» EXERCISE DETAILS: Write out each entry, exactly the way it appears.

» SUPPLIED DATA:
********************
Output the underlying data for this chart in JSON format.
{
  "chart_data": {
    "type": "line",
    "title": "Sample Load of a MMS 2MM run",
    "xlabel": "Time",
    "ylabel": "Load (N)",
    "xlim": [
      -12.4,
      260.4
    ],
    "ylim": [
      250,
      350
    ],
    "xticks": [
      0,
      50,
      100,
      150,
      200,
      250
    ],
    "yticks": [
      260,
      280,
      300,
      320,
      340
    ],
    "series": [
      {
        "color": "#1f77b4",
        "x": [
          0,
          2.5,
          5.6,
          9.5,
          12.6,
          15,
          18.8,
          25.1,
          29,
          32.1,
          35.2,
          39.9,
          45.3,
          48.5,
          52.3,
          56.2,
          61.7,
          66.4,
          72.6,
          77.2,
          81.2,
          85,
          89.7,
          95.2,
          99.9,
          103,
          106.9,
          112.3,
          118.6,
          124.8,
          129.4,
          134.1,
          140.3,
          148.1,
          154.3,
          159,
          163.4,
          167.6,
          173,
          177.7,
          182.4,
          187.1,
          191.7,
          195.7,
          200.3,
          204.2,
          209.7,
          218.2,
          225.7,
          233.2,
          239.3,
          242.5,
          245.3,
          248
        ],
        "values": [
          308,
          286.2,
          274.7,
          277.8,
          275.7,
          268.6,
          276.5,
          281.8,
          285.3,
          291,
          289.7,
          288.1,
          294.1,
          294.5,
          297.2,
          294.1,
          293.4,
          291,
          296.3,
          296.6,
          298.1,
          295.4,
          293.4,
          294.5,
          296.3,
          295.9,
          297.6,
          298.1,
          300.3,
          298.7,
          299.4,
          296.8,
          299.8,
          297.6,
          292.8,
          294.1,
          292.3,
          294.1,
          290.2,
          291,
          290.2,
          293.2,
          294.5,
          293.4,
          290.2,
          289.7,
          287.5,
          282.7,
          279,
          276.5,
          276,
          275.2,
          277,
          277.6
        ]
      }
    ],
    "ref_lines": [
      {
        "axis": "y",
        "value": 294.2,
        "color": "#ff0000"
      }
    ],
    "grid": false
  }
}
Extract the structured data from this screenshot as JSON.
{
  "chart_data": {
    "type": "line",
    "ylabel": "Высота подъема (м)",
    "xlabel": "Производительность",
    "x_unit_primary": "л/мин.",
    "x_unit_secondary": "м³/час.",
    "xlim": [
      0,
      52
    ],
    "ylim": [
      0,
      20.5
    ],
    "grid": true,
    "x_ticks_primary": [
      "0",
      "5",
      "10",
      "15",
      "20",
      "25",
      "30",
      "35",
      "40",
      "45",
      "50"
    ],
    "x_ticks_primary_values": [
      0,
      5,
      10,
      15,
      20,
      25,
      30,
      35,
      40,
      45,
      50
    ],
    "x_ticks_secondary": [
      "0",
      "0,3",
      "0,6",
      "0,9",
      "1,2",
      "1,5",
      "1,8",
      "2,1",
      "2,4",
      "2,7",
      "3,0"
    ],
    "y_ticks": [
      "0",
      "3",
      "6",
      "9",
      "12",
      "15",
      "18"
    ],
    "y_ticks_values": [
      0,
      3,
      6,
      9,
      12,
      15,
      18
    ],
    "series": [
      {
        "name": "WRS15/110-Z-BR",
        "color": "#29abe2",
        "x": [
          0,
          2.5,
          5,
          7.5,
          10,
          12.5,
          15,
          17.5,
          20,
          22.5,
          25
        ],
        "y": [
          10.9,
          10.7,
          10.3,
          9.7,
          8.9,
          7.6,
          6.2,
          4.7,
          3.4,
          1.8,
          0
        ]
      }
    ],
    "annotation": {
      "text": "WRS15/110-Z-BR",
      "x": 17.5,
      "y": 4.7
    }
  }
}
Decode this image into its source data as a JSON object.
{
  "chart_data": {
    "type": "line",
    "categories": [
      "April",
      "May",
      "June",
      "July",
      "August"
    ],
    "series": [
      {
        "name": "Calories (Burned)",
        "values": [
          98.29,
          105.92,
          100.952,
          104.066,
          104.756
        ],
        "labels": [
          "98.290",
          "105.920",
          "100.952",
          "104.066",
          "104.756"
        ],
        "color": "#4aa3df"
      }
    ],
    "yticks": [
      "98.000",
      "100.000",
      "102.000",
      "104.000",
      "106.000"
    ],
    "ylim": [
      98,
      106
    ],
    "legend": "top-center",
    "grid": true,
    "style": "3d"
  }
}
********************
» FINAL RESULT:
Output the underlying data for this chart in JSON format.
{
  "chart_data": {
    "type": "line",
    "title": "Sample Load of a MMS 2MM run",
    "xlabel": "Time",
    "ylabel": "Load (N)",
    "xlim": [
      -12.4,
      260.4
    ],
    "ylim": [
      250,
      350
    ],
    "xticks": [
      0,
      50,
      100,
      150,
      200,
      250
    ],
    "yticks": [
      260,
      280,
      300,
      320,
      340
    ],
    "series": [
      {
        "color": "#1f77b4",
        "x": [
          0,
          2.5,
          5.6,
          9.5,
          12.6,
          15,
          18.8,
          25.1,
          29,
          32.1,
          35.2,
          39.9,
          45.3,
          48.5,
          52.3,
          56.2,
          61.7,
          66.4,
          72.6,
          77.2,
          81.2,
          85,
          89.7,
          95.2,
          99.9,
          103,
          106.9,
          112.3,
          118.6,
          124.8,
          129.4,
          134.1,
          140.3,
          148.1,
          154.3,
          159,
          163.4,
          167.6,
          173,
          177.7,
          182.4,
          187.1,
          191.7,
          195.7,
          200.3,
          204.2,
          209.7,
          218.2,
          225.7,
          233.2,
          239.3,
          242.5,
          245.3,
          248
        ],
        "values": [
          308,
          286.2,
          274.7,
          277.8,
          275.7,
          268.6,
          276.5,
          281.8,
          285.3,
          291,
          289.7,
          288.1,
          294.1,
          294.5,
          297.2,
          294.1,
          293.4,
          291,
          296.3,
          296.6,
          298.1,
          295.4,
          293.4,
          294.5,
          296.3,
          295.9,
          297.6,
          298.1,
          300.3,
          298.7,
          299.4,
          296.8,
          299.8,
          297.6,
          292.8,
          294.1,
          292.3,
          294.1,
          290.2,
          291,
          290.2,
          293.2,
          294.5,
          293.4,
          290.2,
          289.7,
          287.5,
          282.7,
          279,
          276.5,
          276,
          275.2,
          277,
          277.6
        ]
      }
    ],
    "ref_lines": [
      {
        "axis": "y",
        "value": 294.2,
        "color": "#ff0000"
      }
    ],
    "grid": false
  }
}
Extract the structured data from this screenshot as JSON.
{
  "chart_data": {
    "type": "line",
    "ylabel": "Высота подъема (м)",
    "xlabel": "Производительность",
    "x_unit_primary": "л/мин.",
    "x_unit_secondary": "м³/час.",
    "xlim": [
      0,
      52
    ],
    "ylim": [
      0,
      20.5
    ],
    "grid": true,
    "x_ticks_primary": [
      "0",
      "5",
      "10",
      "15",
      "20",
      "25",
      "30",
      "35",
      "40",
      "45",
      "50"
    ],
    "x_ticks_primary_values": [
      0,
      5,
      10,
      15,
      20,
      25,
      30,
      35,
      40,
      45,
      50
    ],
    "x_ticks_secondary": [
      "0",
      "0,3",
      "0,6",
      "0,9",
      "1,2",
      "1,5",
      "1,8",
      "2,1",
      "2,4",
      "2,7",
      "3,0"
    ],
    "y_ticks": [
      "0",
      "3",
      "6",
      "9",
      "12",
      "15",
      "18"
    ],
    "y_ticks_values": [
      0,
      3,
      6,
      9,
      12,
      15,
      18
    ],
    "series": [
      {
        "name": "WRS15/110-Z-BR",
        "color": "#29abe2",
        "x": [
          0,
          2.5,
          5,
          7.5,
          10,
          12.5,
          15,
          17.5,
          20,
          22.5,
          25
        ],
        "y": [
          10.9,
          10.7,
          10.3,
          9.7,
          8.9,
          7.6,
          6.2,
          4.7,
          3.4,
          1.8,
          0
        ]
      }
    ],
    "annotation": {
      "text": "WRS15/110-Z-BR",
      "x": 17.5,
      "y": 4.7
    }
  }
}
Decode this image into its source data as a JSON object.
{
  "chart_data": {
    "type": "line",
    "categories": [
      "April",
      "May",
      "June",
      "July",
      "August"
    ],
    "series": [
      {
        "name": "Calories (Burned)",
        "values": [
          98.29,
          105.92,
          100.952,
          104.066,
          104.756
        ],
        "labels": [
          "98.290",
          "105.920",
          "100.952",
          "104.066",
          "104.756"
        ],
        "color": "#4aa3df"
      }
    ],
    "yticks": [
      "98.000",
      "100.000",
      "102.000",
      "104.000",
      "106.000"
    ],
    "ylim": [
      98,
      106
    ],
    "legend": "top-center",
    "grid": true,
    "style": "3d"
  }
}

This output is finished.